╭─ Input material

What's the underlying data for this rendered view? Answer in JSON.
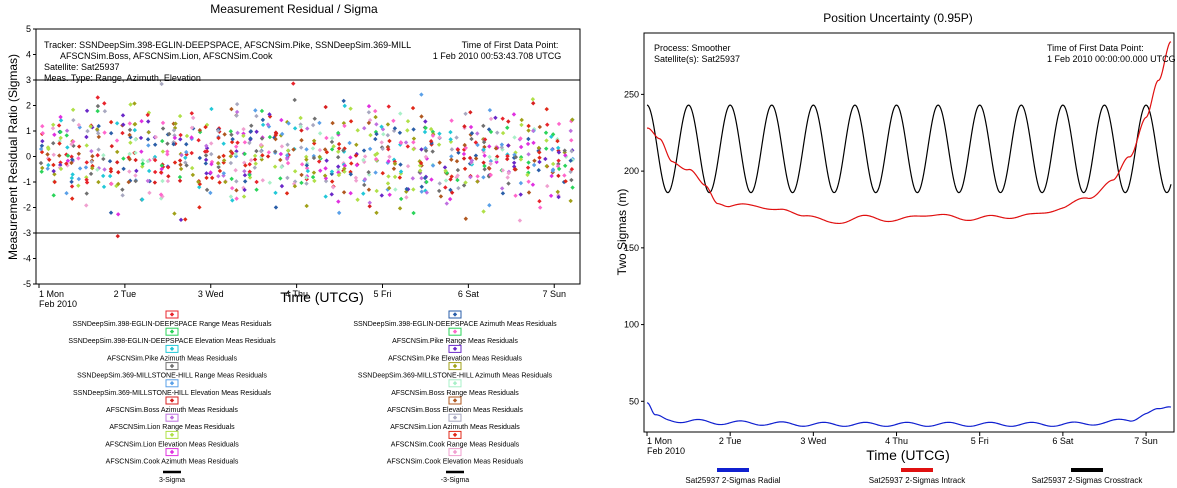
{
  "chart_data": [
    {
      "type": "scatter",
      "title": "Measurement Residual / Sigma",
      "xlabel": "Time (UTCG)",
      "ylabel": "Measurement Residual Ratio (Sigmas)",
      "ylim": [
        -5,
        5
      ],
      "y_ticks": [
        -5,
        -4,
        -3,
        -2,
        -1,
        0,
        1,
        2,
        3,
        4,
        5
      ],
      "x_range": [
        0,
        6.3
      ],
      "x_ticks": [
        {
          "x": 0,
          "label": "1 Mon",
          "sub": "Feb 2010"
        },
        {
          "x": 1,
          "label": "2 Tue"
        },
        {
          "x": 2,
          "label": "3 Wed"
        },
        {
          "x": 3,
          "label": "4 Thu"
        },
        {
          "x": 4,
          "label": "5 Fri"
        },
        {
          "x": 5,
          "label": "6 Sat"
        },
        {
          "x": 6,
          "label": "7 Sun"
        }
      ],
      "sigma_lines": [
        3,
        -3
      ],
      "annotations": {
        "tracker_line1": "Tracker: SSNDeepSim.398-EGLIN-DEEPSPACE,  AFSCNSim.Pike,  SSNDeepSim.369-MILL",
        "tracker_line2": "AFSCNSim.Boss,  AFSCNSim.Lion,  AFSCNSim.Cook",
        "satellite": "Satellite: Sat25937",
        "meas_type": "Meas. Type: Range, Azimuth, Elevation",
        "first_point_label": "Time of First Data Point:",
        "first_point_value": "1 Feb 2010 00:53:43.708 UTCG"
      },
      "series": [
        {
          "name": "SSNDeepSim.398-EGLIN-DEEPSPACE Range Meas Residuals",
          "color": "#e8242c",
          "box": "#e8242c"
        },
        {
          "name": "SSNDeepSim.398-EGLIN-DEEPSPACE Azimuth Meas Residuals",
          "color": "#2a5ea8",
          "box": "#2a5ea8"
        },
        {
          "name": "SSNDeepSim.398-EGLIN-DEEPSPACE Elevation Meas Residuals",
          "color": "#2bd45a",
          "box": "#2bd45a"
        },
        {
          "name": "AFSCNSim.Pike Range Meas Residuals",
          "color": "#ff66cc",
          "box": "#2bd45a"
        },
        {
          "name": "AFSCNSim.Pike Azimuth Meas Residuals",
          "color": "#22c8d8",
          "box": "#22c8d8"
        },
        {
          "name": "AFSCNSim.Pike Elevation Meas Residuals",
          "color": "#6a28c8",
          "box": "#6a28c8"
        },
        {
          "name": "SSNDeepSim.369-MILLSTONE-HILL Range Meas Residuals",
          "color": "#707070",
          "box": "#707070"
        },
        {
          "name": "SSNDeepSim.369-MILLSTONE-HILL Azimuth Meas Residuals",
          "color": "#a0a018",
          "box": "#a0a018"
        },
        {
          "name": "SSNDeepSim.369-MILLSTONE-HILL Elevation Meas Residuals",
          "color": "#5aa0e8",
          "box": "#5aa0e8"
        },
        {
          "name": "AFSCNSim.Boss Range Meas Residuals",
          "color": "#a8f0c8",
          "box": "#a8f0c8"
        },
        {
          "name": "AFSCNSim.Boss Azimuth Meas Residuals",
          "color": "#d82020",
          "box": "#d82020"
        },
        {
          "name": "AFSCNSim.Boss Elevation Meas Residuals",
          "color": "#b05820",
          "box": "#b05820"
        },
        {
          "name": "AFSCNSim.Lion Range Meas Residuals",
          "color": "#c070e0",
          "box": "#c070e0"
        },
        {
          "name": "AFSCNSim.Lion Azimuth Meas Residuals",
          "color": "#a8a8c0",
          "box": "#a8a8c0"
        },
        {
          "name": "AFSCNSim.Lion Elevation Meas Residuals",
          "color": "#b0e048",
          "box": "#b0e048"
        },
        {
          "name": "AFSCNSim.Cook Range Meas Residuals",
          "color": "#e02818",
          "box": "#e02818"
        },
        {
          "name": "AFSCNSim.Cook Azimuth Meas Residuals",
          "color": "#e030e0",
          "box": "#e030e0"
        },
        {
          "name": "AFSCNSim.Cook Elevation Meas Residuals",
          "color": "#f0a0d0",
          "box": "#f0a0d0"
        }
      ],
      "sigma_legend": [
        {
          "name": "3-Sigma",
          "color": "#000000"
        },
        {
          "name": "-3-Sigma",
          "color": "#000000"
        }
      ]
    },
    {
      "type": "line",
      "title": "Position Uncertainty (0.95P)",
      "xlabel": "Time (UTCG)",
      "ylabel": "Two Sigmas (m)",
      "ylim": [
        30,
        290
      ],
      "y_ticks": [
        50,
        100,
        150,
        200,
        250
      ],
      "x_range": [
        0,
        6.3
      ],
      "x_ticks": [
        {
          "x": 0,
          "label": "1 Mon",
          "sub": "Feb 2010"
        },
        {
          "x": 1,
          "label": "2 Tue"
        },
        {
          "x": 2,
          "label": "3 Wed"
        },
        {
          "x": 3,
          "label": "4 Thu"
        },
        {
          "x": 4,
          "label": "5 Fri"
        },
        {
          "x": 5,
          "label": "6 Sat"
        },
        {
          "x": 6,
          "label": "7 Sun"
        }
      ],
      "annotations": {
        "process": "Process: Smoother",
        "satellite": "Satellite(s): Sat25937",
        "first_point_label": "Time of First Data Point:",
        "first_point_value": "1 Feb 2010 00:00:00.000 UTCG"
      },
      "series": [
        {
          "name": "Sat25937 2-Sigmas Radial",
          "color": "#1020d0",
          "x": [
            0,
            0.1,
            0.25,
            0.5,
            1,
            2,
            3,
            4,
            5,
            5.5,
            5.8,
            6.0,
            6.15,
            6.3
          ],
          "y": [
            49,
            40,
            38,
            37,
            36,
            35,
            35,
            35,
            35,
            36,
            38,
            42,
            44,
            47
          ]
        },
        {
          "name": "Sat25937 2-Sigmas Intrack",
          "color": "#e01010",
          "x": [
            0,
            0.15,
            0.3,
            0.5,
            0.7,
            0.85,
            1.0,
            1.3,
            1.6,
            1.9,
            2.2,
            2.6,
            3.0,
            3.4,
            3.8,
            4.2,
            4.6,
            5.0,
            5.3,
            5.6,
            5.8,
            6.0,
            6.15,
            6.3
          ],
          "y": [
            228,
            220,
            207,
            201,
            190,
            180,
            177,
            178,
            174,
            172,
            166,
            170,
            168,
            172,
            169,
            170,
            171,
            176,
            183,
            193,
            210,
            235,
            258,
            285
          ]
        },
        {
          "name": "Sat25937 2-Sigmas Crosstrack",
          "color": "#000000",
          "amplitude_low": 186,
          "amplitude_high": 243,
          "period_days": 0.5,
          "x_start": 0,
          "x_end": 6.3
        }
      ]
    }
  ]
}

╰─

▶ **Task goal**
Repeat all the data as it stands, dropping any images it holds.

▶ **Result of this exercise**
What's the underlying data for this rendered view? Answer in JSON.
{
  "chart_data": [
    {
      "type": "scatter",
      "title": "Measurement Residual / Sigma",
      "xlabel": "Time (UTCG)",
      "ylabel": "Measurement Residual Ratio (Sigmas)",
      "ylim": [
        -5,
        5
      ],
      "y_ticks": [
        -5,
        -4,
        -3,
        -2,
        -1,
        0,
        1,
        2,
        3,
        4,
        5
      ],
      "x_range": [
        0,
        6.3
      ],
      "x_ticks": [
        {
          "x": 0,
          "label": "1 Mon",
          "sub": "Feb 2010"
        },
        {
          "x": 1,
          "label": "2 Tue"
        },
        {
          "x": 2,
          "label": "3 Wed"
        },
        {
          "x": 3,
          "label": "4 Thu"
        },
        {
          "x": 4,
          "label": "5 Fri"
        },
        {
          "x": 5,
          "label": "6 Sat"
        },
        {
          "x": 6,
          "label": "7 Sun"
        }
      ],
      "sigma_lines": [
        3,
        -3
      ],
      "annotations": {
        "tracker_line1": "Tracker: SSNDeepSim.398-EGLIN-DEEPSPACE,  AFSCNSim.Pike,  SSNDeepSim.369-MILL",
        "tracker_line2": "AFSCNSim.Boss,  AFSCNSim.Lion,  AFSCNSim.Cook",
        "satellite": "Satellite: Sat25937",
        "meas_type": "Meas. Type: Range, Azimuth, Elevation",
        "first_point_label": "Time of First Data Point:",
        "first_point_value": "1 Feb 2010 00:53:43.708 UTCG"
      },
      "series": [
        {
          "name": "SSNDeepSim.398-EGLIN-DEEPSPACE Range Meas Residuals",
          "color": "#e8242c",
          "box": "#e8242c"
        },
        {
          "name": "SSNDeepSim.398-EGLIN-DEEPSPACE Azimuth Meas Residuals",
          "color": "#2a5ea8",
          "box": "#2a5ea8"
        },
        {
          "name": "SSNDeepSim.398-EGLIN-DEEPSPACE Elevation Meas Residuals",
          "color": "#2bd45a",
          "box": "#2bd45a"
        },
        {
          "name": "AFSCNSim.Pike Range Meas Residuals",
          "color": "#ff66cc",
          "box": "#2bd45a"
        },
        {
          "name": "AFSCNSim.Pike Azimuth Meas Residuals",
          "color": "#22c8d8",
          "box": "#22c8d8"
        },
        {
          "name": "AFSCNSim.Pike Elevation Meas Residuals",
          "color": "#6a28c8",
          "box": "#6a28c8"
        },
        {
          "name": "SSNDeepSim.369-MILLSTONE-HILL Range Meas Residuals",
          "color": "#707070",
          "box": "#707070"
        },
        {
          "name": "SSNDeepSim.369-MILLSTONE-HILL Azimuth Meas Residuals",
          "color": "#a0a018",
          "box": "#a0a018"
        },
        {
          "name": "SSNDeepSim.369-MILLSTONE-HILL Elevation Meas Residuals",
          "color": "#5aa0e8",
          "box": "#5aa0e8"
        },
        {
          "name": "AFSCNSim.Boss Range Meas Residuals",
          "color": "#a8f0c8",
          "box": "#a8f0c8"
        },
        {
          "name": "AFSCNSim.Boss Azimuth Meas Residuals",
          "color": "#d82020",
          "box": "#d82020"
        },
        {
          "name": "AFSCNSim.Boss Elevation Meas Residuals",
          "color": "#b05820",
          "box": "#b05820"
        },
        {
          "name": "AFSCNSim.Lion Range Meas Residuals",
          "color": "#c070e0",
          "box": "#c070e0"
        },
        {
          "name": "AFSCNSim.Lion Azimuth Meas Residuals",
          "color": "#a8a8c0",
          "box": "#a8a8c0"
        },
        {
          "name": "AFSCNSim.Lion Elevation Meas Residuals",
          "color": "#b0e048",
          "box": "#b0e048"
        },
        {
          "name": "AFSCNSim.Cook Range Meas Residuals",
          "color": "#e02818",
          "box": "#e02818"
        },
        {
          "name": "AFSCNSim.Cook Azimuth Meas Residuals",
          "color": "#e030e0",
          "box": "#e030e0"
        },
        {
          "name": "AFSCNSim.Cook Elevation Meas Residuals",
          "color": "#f0a0d0",
          "box": "#f0a0d0"
        }
      ],
      "sigma_legend": [
        {
          "name": "3-Sigma",
          "color": "#000000"
        },
        {
          "name": "-3-Sigma",
          "color": "#000000"
        }
      ]
    },
    {
      "type": "line",
      "title": "Position Uncertainty (0.95P)",
      "xlabel": "Time (UTCG)",
      "ylabel": "Two Sigmas (m)",
      "ylim": [
        30,
        290
      ],
      "y_ticks": [
        50,
        100,
        150,
        200,
        250
      ],
      "x_range": [
        0,
        6.3
      ],
      "x_ticks": [
        {
          "x": 0,
          "label": "1 Mon",
          "sub": "Feb 2010"
        },
        {
          "x": 1,
          "label": "2 Tue"
        },
        {
          "x": 2,
          "label": "3 Wed"
        },
        {
          "x": 3,
          "label": "4 Thu"
        },
        {
          "x": 4,
          "label": "5 Fri"
        },
        {
          "x": 5,
          "label": "6 Sat"
        },
        {
          "x": 6,
          "label": "7 Sun"
        }
      ],
      "annotations": {
        "process": "Process: Smoother",
        "satellite": "Satellite(s): Sat25937",
        "first_point_label": "Time of First Data Point:",
        "first_point_value": "1 Feb 2010 00:00:00.000 UTCG"
      },
      "series": [
        {
          "name": "Sat25937 2-Sigmas Radial",
          "color": "#1020d0",
          "x": [
            0,
            0.1,
            0.25,
            0.5,
            1,
            2,
            3,
            4,
            5,
            5.5,
            5.8,
            6.0,
            6.15,
            6.3
          ],
          "y": [
            49,
            40,
            38,
            37,
            36,
            35,
            35,
            35,
            35,
            36,
            38,
            42,
            44,
            47
          ]
        },
        {
          "name": "Sat25937 2-Sigmas Intrack",
          "color": "#e01010",
          "x": [
            0,
            0.15,
            0.3,
            0.5,
            0.7,
            0.85,
            1.0,
            1.3,
            1.6,
            1.9,
            2.2,
            2.6,
            3.0,
            3.4,
            3.8,
            4.2,
            4.6,
            5.0,
            5.3,
            5.6,
            5.8,
            6.0,
            6.15,
            6.3
          ],
          "y": [
            228,
            220,
            207,
            201,
            190,
            180,
            177,
            178,
            174,
            172,
            166,
            170,
            168,
            172,
            169,
            170,
            171,
            176,
            183,
            193,
            210,
            235,
            258,
            285
          ]
        },
        {
          "name": "Sat25937 2-Sigmas Crosstrack",
          "color": "#000000",
          "amplitude_low": 186,
          "amplitude_high": 243,
          "period_days": 0.5,
          "x_start": 0,
          "x_end": 6.3
        }
      ]
    }
  ]
}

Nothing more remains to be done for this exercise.